● **Written problem**
Skip any picture you find and retype all the remaining lines exactly.

● **Material for this task**
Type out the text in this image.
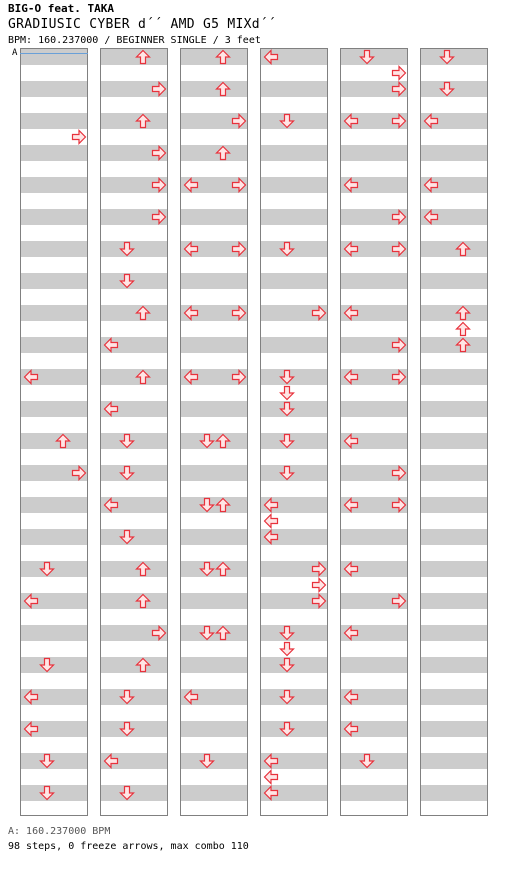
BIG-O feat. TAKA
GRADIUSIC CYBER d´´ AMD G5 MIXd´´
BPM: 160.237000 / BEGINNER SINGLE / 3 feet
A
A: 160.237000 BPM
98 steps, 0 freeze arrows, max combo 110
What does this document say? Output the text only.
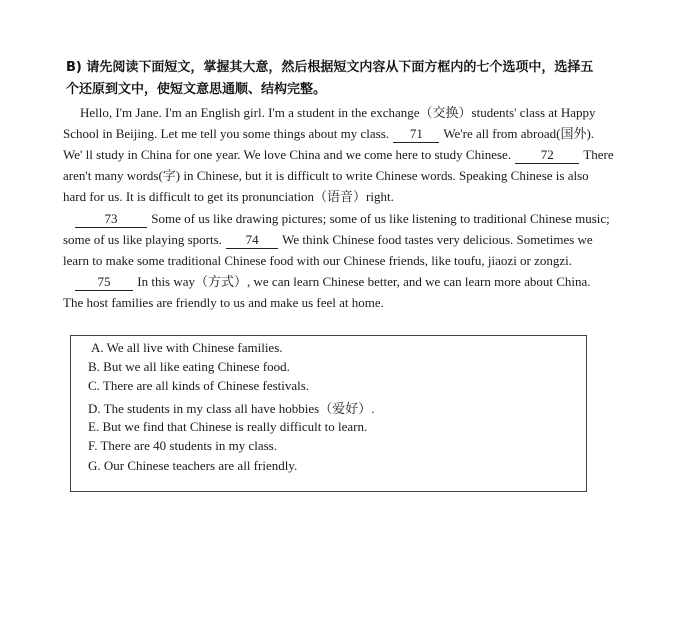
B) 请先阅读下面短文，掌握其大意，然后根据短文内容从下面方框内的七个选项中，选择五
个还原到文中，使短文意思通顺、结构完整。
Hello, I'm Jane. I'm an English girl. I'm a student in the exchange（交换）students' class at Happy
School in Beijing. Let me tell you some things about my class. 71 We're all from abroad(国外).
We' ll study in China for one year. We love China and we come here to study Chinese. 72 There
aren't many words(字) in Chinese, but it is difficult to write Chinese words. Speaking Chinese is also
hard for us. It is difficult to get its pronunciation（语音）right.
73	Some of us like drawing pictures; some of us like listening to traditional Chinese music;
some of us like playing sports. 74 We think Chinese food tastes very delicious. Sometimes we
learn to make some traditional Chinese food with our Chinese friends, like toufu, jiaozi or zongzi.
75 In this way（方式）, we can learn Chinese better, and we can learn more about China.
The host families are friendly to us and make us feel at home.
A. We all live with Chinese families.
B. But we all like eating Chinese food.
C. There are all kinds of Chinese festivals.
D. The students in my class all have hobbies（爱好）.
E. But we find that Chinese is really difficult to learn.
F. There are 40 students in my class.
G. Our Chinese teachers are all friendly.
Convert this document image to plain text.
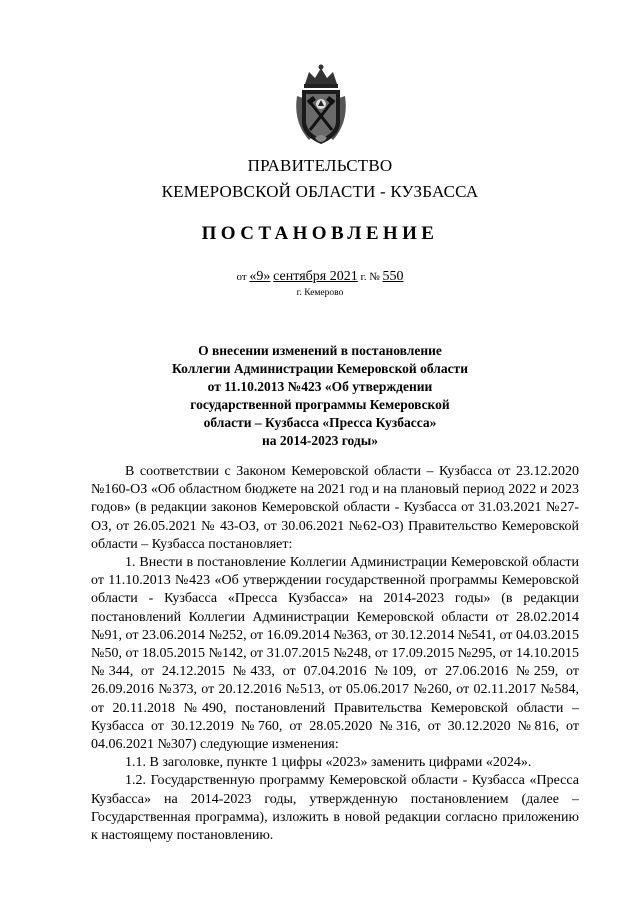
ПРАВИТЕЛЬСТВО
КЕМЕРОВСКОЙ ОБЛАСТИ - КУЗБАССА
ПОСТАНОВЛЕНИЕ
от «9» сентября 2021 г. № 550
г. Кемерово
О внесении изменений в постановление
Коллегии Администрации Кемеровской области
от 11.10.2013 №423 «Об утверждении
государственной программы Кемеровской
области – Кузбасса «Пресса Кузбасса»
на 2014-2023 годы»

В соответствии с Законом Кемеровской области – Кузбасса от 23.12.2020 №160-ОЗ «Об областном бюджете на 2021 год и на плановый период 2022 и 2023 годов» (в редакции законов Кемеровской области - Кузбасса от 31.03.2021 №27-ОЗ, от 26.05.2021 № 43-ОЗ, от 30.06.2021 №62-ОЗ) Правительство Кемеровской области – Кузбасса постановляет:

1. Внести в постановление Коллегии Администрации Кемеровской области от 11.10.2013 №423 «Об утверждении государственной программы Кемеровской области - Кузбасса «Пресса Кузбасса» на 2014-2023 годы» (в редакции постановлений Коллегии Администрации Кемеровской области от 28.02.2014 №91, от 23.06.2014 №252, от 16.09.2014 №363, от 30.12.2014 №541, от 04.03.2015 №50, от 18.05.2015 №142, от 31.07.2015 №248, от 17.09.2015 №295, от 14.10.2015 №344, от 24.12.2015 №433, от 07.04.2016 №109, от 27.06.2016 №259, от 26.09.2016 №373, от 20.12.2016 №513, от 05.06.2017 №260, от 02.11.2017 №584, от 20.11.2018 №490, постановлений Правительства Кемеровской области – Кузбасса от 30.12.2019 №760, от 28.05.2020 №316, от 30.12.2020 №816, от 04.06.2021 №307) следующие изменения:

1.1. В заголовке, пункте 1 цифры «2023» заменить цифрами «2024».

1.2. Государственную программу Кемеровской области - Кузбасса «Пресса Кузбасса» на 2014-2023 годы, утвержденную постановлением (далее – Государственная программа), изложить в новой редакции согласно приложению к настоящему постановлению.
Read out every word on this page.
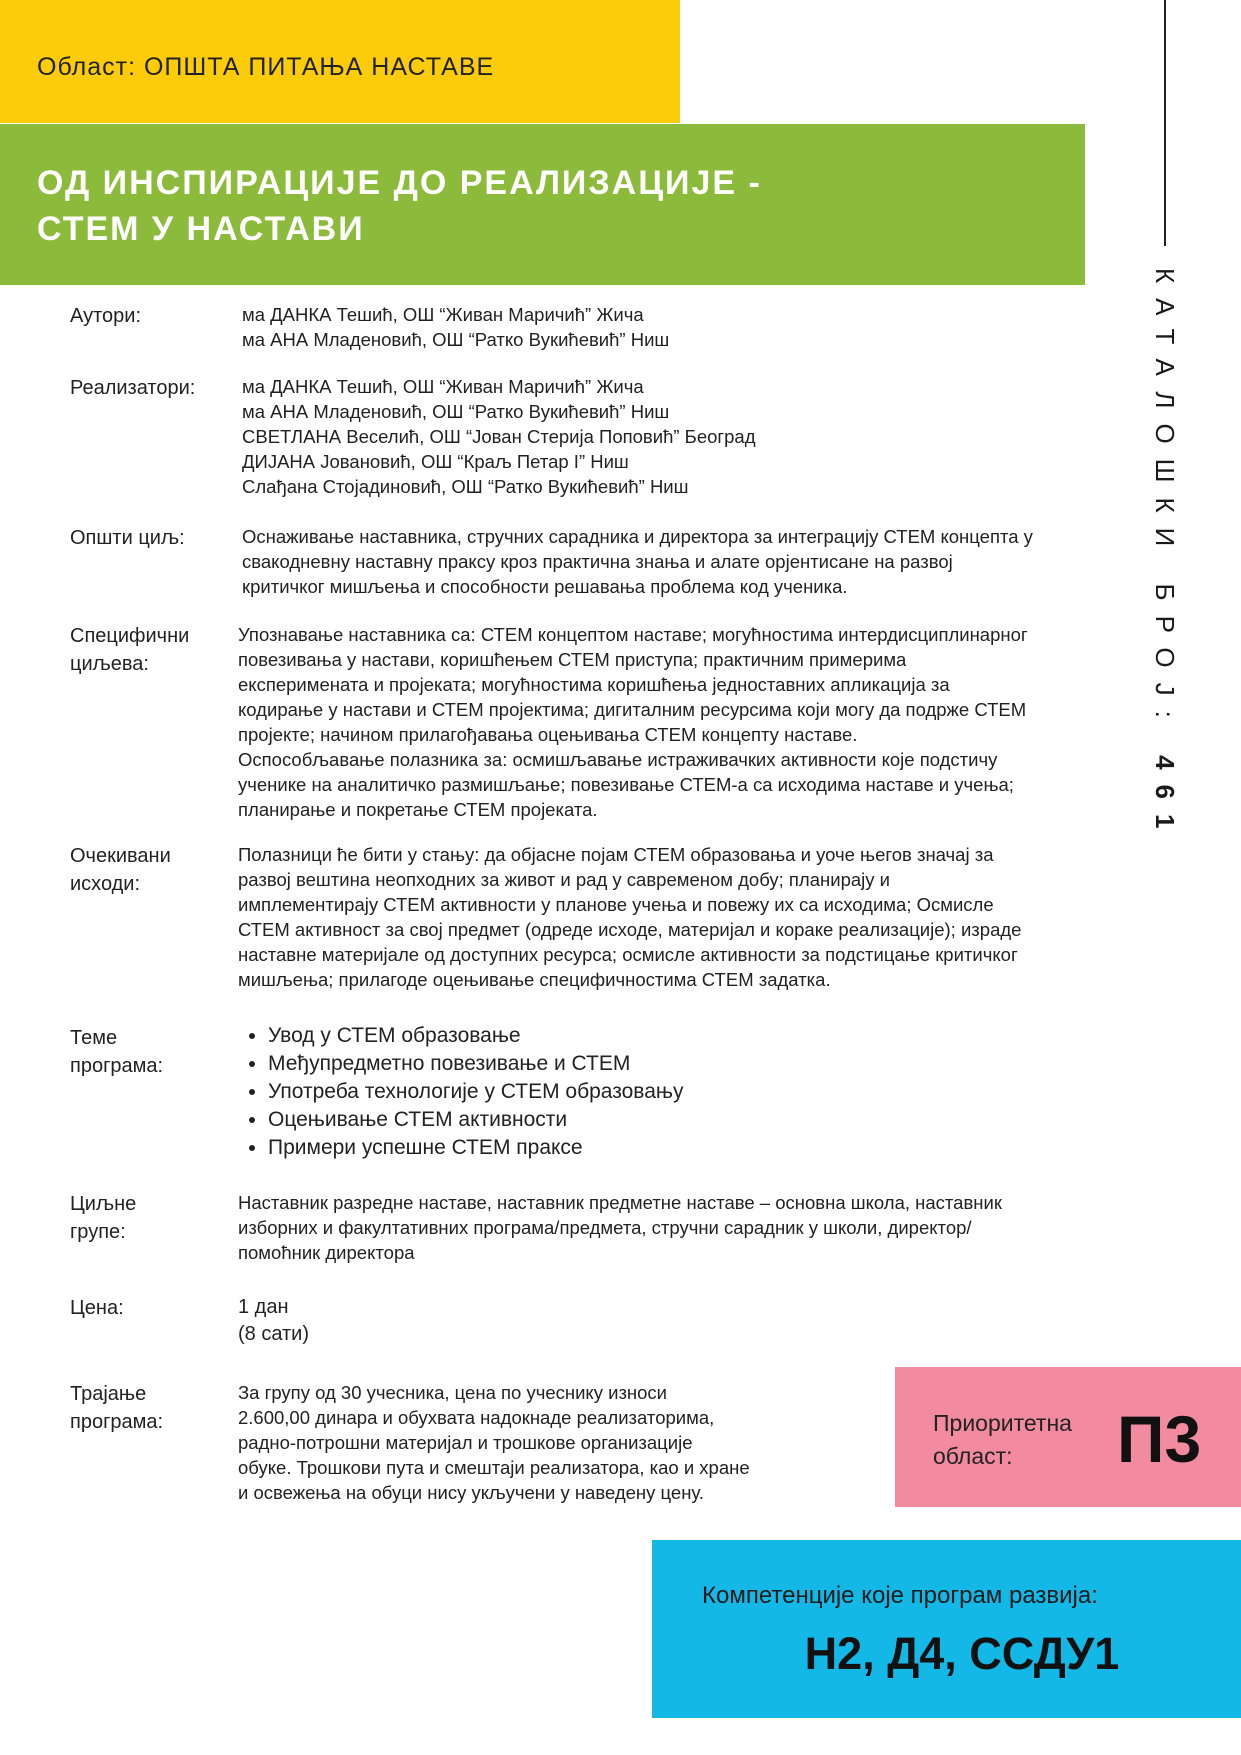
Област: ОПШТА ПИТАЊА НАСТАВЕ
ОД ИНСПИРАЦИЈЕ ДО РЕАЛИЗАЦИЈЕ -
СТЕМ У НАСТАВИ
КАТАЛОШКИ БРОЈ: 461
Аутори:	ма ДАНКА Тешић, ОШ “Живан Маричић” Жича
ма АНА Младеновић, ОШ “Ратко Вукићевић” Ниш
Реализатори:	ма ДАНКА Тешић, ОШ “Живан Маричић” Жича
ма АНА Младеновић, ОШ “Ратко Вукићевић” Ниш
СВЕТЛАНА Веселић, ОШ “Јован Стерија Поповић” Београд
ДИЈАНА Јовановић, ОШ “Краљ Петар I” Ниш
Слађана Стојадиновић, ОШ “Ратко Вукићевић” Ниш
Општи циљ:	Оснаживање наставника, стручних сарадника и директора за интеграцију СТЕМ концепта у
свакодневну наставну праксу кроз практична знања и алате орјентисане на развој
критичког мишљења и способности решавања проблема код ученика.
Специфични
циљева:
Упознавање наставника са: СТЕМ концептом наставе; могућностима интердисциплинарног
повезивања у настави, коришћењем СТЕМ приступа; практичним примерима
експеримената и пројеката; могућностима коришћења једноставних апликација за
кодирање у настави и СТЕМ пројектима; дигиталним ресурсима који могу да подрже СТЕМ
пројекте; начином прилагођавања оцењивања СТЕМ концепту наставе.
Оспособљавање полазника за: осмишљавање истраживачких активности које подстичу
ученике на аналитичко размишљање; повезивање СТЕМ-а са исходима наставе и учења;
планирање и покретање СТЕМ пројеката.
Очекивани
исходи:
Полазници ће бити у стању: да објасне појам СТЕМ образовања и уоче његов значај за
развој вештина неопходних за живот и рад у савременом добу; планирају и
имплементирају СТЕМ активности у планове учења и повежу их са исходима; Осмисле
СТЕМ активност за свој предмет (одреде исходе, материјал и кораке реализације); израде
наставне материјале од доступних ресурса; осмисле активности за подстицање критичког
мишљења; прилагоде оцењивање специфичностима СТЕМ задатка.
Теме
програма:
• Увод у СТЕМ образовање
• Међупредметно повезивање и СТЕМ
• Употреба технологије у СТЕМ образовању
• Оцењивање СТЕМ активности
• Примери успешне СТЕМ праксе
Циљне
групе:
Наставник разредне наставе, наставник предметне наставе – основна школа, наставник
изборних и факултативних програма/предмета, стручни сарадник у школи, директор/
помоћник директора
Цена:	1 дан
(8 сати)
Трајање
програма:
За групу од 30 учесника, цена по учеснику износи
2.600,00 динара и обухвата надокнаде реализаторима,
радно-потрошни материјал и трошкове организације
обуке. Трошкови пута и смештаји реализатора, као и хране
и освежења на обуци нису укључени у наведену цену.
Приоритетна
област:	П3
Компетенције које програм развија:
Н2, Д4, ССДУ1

● **Response below**
Type out the text in this image.
BIG-O feat. TAKA
GRADIUSIC CYBER d´´ AMD G5 MIXd´´
BPM: 160.237000 / BEGINNER SINGLE / 3 feet
A
A: 160.237000 BPM
98 steps, 0 freeze arrows, max combo 110
What does this document say? Output the text only.
B) 请先阅读下面短文，掌握其大意，然后根据短文内容从下面方框内的七个选项中，选择五
个还原到文中，使短文意思通顺、结构完整。
Hello, I'm Jane. I'm an English girl. I'm a student in the exchange（交换）students' class at Happy
School in Beijing. Let me tell you some things about my class. 71 We're all from abroad(国外).
We' ll study in China for one year. We love China and we come here to study Chinese. 72 There
aren't many words(字) in Chinese, but it is difficult to write Chinese words. Speaking Chinese is also
hard for us. It is difficult to get its pronunciation（语音）right.
73	Some of us like drawing pictures; some of us like listening to traditional Chinese music;
some of us like playing sports. 74 We think Chinese food tastes very delicious. Sometimes we
learn to make some traditional Chinese food with our Chinese friends, like toufu, jiaozi or zongzi.
75 In this way（方式）, we can learn Chinese better, and we can learn more about China.
The host families are friendly to us and make us feel at home.
A. We all live with Chinese families.
B. But we all like eating Chinese food.
C. There are all kinds of Chinese festivals.
D. The students in my class all have hobbies（爱好）.
E. But we find that Chinese is really difficult to learn.
F. There are 40 students in my class.
G. Our Chinese teachers are all friendly.
Convert this document image to plain text.
ПРАВИТЕЛЬСТВО
КЕМЕРОВСКОЙ ОБЛАСТИ - КУЗБАССА
ПОСТАНОВЛЕНИЕ
от «9» сентября 2021 г. № 550
г. Кемерово
О внесении изменений в постановление
Коллегии Администрации Кемеровской области
от 11.10.2013 №423 «Об утверждении
государственной программы Кемеровской
области – Кузбасса «Пресса Кузбасса»
на 2014-2023 годы»

В соответствии с Законом Кемеровской области – Кузбасса от 23.12.2020 №160-ОЗ «Об областном бюджете на 2021 год и на плановый период 2022 и 2023 годов» (в редакции законов Кемеровской области - Кузбасса от 31.03.2021 №27-ОЗ, от 26.05.2021 № 43-ОЗ, от 30.06.2021 №62-ОЗ) Правительство Кемеровской области – Кузбасса постановляет:

1. Внести в постановление Коллегии Администрации Кемеровской области от 11.10.2013 №423 «Об утверждении государственной программы Кемеровской области - Кузбасса «Пресса Кузбасса» на 2014-2023 годы» (в редакции постановлений Коллегии Администрации Кемеровской области от 28.02.2014 №91, от 23.06.2014 №252, от 16.09.2014 №363, от 30.12.2014 №541, от 04.03.2015 №50, от 18.05.2015 №142, от 31.07.2015 №248, от 17.09.2015 №295, от 14.10.2015 №344, от 24.12.2015 №433, от 07.04.2016 №109, от 27.06.2016 №259, от 26.09.2016 №373, от 20.12.2016 №513, от 05.06.2017 №260, от 02.11.2017 №584, от 20.11.2018 №490, постановлений Правительства Кемеровской области – Кузбасса от 30.12.2019 №760, от 28.05.2020 №316, от 30.12.2020 №816, от 04.06.2021 №307) следующие изменения:

1.1. В заголовке, пункте 1 цифры «2023» заменить цифрами «2024».

1.2. Государственную программу Кемеровской области - Кузбасса «Пресса Кузбасса» на 2014-2023 годы, утвержденную постановлением (далее – Государственная программа), изложить в новой редакции согласно приложению к настоящему постановлению.
Read out every word on this page.
Област: ОПШТА ПИТАЊА НАСТАВЕ
ОД ИНСПИРАЦИЈЕ ДО РЕАЛИЗАЦИЈЕ -
СТЕМ У НАСТАВИ
КАТАЛОШКИ БРОЈ: 461
Аутори:	ма ДАНКА Тешић, ОШ “Живан Маричић” Жича
ма АНА Младеновић, ОШ “Ратко Вукићевић” Ниш
Реализатори:	ма ДАНКА Тешић, ОШ “Живан Маричић” Жича
ма АНА Младеновић, ОШ “Ратко Вукићевић” Ниш
СВЕТЛАНА Веселић, ОШ “Јован Стерија Поповић” Београд
ДИЈАНА Јовановић, ОШ “Краљ Петар I” Ниш
Слађана Стојадиновић, ОШ “Ратко Вукићевић” Ниш
Општи циљ:	Оснаживање наставника, стручних сарадника и директора за интеграцију СТЕМ концепта у
свакодневну наставну праксу кроз практична знања и алате орјентисане на развој
критичког мишљења и способности решавања проблема код ученика.
Специфични
циљева:
Упознавање наставника са: СТЕМ концептом наставе; могућностима интердисциплинарног
повезивања у настави, коришћењем СТЕМ приступа; практичним примерима
експеримената и пројеката; могућностима коришћења једноставних апликација за
кодирање у настави и СТЕМ пројектима; дигиталним ресурсима који могу да подрже СТЕМ
пројекте; начином прилагођавања оцењивања СТЕМ концепту наставе.
Оспособљавање полазника за: осмишљавање истраживачких активности које подстичу
ученике на аналитичко размишљање; повезивање СТЕМ-а са исходима наставе и учења;
планирање и покретање СТЕМ пројеката.
Очекивани
исходи:
Полазници ће бити у стању: да објасне појам СТЕМ образовања и уоче његов значај за
развој вештина неопходних за живот и рад у савременом добу; планирају и
имплементирају СТЕМ активности у планове учења и повежу их са исходима; Осмисле
СТЕМ активност за свој предмет (одреде исходе, материјал и кораке реализације); израде
наставне материјале од доступних ресурса; осмисле активности за подстицање критичког
мишљења; прилагоде оцењивање специфичностима СТЕМ задатка.
Теме
програма:
• Увод у СТЕМ образовање
• Међупредметно повезивање и СТЕМ
• Употреба технологије у СТЕМ образовању
• Оцењивање СТЕМ активности
• Примери успешне СТЕМ праксе
Циљне
групе:
Наставник разредне наставе, наставник предметне наставе – основна школа, наставник
изборних и факултативних програма/предмета, стручни сарадник у школи, директор/
помоћник директора
Цена:	1 дан
(8 сати)
Трајање
програма:
За групу од 30 учесника, цена по учеснику износи
2.600,00 динара и обухвата надокнаде реализаторима,
радно-потрошни материјал и трошкове организације
обуке. Трошкови пута и смештаји реализатора, као и хране
и освежења на обуци нису укључени у наведену цену.
Приоритетна
област:	П3
Компетенције које програм развија:
Н2, Д4, ССДУ1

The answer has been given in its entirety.